- Problem statement:
Review the material and extract every line in which the word "type" occurs.

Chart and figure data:
━━━━
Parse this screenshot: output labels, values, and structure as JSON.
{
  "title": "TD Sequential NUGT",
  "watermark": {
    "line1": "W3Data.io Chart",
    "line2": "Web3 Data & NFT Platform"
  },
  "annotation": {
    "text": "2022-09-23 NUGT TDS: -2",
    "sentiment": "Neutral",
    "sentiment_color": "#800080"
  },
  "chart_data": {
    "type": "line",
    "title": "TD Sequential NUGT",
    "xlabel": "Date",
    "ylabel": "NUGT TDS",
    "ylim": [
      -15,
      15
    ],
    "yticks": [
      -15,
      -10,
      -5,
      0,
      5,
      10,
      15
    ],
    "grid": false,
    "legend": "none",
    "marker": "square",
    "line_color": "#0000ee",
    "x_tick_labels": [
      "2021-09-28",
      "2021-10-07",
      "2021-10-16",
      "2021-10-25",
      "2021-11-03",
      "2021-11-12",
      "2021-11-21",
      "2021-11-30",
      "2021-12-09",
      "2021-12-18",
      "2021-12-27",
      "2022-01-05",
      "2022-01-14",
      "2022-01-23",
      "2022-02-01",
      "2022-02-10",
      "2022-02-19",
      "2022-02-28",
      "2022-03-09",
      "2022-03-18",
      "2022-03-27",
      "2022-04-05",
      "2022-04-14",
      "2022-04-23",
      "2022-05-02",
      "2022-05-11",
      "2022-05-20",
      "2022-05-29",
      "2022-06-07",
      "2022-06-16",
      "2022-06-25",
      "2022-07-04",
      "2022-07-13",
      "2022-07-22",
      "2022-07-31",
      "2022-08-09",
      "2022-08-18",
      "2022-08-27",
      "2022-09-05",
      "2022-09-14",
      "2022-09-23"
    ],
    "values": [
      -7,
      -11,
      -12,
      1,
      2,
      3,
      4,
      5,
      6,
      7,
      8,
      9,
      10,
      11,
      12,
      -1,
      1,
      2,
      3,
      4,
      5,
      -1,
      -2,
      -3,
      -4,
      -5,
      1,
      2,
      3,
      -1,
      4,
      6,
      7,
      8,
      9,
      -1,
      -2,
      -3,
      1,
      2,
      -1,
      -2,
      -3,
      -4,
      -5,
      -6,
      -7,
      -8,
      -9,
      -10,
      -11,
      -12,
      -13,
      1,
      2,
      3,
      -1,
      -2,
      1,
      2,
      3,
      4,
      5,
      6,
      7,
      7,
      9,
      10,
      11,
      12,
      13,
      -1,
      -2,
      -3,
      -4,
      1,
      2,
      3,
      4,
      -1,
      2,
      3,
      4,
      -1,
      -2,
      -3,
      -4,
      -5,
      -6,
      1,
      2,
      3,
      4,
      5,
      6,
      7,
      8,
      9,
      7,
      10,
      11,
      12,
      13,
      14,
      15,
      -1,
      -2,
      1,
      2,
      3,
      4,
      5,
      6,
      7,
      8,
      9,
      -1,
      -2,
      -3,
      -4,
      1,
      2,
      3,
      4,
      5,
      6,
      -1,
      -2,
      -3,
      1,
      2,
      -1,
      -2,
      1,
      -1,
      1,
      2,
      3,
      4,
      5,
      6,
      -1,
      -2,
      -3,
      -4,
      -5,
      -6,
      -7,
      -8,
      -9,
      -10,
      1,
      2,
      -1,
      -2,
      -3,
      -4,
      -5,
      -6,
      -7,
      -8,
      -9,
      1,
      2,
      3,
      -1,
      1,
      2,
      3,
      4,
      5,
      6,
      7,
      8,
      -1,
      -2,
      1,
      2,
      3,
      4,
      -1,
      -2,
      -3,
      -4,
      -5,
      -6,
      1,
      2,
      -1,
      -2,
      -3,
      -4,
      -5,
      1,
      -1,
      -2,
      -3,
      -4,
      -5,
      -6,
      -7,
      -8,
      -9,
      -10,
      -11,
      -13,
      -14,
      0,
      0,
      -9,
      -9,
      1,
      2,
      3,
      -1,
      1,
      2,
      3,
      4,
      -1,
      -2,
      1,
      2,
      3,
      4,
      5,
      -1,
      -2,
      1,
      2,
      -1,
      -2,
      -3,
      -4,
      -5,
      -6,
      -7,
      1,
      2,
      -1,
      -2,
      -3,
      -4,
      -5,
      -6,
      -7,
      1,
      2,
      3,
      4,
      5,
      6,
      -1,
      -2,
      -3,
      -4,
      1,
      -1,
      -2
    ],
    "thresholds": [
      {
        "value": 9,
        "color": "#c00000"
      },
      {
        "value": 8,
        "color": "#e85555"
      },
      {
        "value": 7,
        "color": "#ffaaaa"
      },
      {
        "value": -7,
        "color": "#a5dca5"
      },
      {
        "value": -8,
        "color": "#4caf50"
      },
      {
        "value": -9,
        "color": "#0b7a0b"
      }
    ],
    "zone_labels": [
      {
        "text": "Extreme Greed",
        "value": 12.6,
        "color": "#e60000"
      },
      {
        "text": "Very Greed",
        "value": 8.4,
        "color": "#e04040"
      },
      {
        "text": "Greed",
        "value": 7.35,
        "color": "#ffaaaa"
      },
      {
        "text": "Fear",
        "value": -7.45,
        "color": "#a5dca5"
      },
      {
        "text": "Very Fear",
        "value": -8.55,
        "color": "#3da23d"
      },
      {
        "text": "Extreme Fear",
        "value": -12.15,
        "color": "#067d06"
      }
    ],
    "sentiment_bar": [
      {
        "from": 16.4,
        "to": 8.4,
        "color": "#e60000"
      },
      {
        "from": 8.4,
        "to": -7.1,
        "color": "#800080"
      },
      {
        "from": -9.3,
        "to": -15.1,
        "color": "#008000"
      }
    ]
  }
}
━━━━
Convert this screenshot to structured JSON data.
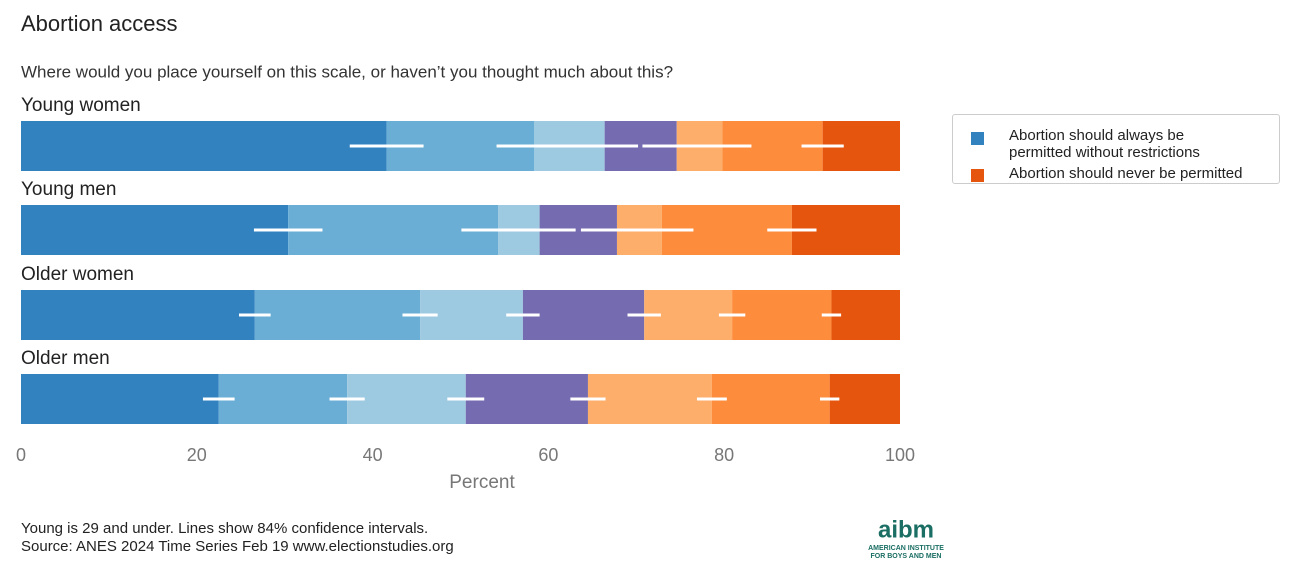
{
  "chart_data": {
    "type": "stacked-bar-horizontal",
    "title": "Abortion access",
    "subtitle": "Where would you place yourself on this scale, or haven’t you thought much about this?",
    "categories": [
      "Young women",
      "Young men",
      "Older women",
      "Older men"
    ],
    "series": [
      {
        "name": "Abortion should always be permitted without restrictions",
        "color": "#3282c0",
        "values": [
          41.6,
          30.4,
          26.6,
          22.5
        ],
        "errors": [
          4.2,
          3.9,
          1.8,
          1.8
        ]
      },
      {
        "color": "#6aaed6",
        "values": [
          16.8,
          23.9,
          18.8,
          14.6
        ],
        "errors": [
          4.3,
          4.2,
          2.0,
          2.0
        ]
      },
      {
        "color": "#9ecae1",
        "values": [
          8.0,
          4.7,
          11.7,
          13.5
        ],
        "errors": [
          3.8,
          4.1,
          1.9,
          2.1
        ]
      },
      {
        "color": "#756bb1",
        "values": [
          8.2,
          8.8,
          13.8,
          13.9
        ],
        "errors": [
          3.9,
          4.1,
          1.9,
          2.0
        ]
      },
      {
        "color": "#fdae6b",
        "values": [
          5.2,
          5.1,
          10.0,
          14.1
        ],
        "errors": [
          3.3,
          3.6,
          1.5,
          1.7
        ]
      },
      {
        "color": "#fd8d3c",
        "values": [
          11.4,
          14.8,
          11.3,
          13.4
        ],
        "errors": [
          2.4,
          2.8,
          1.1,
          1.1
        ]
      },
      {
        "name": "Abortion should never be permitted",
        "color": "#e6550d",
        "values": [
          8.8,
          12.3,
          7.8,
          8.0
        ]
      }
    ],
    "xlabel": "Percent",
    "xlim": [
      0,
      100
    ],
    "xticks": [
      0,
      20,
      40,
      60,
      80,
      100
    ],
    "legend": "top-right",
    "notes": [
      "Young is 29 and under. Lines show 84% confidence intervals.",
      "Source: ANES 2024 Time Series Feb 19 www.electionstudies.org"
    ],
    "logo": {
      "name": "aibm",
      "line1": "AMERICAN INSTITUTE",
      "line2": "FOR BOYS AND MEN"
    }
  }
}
━━━━
- Completed task:
    "type": "line",
    "type": "stacked-bar-horizontal",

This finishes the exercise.